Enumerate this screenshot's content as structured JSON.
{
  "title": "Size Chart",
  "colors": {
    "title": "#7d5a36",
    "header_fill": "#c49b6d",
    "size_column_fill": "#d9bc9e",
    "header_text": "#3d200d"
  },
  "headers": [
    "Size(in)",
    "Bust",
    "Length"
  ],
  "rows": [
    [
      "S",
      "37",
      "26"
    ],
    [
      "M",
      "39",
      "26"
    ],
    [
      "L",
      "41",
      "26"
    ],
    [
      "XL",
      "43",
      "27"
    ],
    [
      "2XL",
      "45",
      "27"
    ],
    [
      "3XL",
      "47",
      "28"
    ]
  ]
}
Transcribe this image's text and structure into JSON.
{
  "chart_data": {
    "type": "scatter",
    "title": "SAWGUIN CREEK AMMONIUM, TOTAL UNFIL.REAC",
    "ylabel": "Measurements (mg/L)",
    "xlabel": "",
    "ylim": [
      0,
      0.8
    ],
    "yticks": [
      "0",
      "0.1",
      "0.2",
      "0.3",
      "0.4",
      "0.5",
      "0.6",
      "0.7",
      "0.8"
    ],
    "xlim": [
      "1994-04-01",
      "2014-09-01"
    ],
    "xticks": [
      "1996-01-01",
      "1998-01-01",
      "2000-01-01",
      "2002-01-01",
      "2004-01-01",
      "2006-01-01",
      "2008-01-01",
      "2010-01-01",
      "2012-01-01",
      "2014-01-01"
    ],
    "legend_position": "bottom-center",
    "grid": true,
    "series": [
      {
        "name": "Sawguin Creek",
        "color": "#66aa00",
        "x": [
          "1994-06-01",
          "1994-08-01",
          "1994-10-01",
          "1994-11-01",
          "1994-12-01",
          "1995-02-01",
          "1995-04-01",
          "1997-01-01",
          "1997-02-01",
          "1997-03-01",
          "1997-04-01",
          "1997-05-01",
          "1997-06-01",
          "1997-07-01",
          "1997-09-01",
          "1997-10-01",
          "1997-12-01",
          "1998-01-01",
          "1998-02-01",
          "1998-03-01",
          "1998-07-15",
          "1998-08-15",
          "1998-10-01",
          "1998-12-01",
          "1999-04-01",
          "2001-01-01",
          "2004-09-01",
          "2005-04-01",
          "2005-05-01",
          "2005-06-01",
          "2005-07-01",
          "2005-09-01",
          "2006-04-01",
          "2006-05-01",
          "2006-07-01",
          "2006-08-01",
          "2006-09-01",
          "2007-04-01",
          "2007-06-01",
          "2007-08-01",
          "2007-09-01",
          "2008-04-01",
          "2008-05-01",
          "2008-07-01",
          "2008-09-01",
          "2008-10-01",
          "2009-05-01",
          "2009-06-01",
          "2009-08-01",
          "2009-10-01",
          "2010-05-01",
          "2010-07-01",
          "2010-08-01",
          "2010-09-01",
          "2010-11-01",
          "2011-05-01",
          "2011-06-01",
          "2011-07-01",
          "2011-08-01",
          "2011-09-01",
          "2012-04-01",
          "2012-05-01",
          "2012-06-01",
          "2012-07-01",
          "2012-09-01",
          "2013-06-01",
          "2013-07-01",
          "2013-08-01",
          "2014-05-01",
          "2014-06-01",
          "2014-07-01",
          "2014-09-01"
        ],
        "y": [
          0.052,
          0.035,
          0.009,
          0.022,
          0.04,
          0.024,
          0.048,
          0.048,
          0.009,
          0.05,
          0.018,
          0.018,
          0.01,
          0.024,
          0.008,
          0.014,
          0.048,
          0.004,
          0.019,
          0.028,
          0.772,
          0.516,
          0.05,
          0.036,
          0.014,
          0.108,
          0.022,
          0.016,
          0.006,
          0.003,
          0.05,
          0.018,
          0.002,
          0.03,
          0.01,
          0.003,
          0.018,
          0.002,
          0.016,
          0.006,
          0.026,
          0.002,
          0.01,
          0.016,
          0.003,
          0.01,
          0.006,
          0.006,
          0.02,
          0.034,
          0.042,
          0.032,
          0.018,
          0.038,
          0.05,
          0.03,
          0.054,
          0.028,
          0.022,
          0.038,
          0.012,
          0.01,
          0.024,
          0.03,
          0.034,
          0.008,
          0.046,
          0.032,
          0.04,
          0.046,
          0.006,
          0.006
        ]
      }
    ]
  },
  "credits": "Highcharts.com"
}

▶ [Short task]
Gather every line from the listing above in which the word "JSON" appears.

▶ [Task response]
Enumerate this screenshot's content as structured JSON.
Transcribe this image's text and structure into JSON.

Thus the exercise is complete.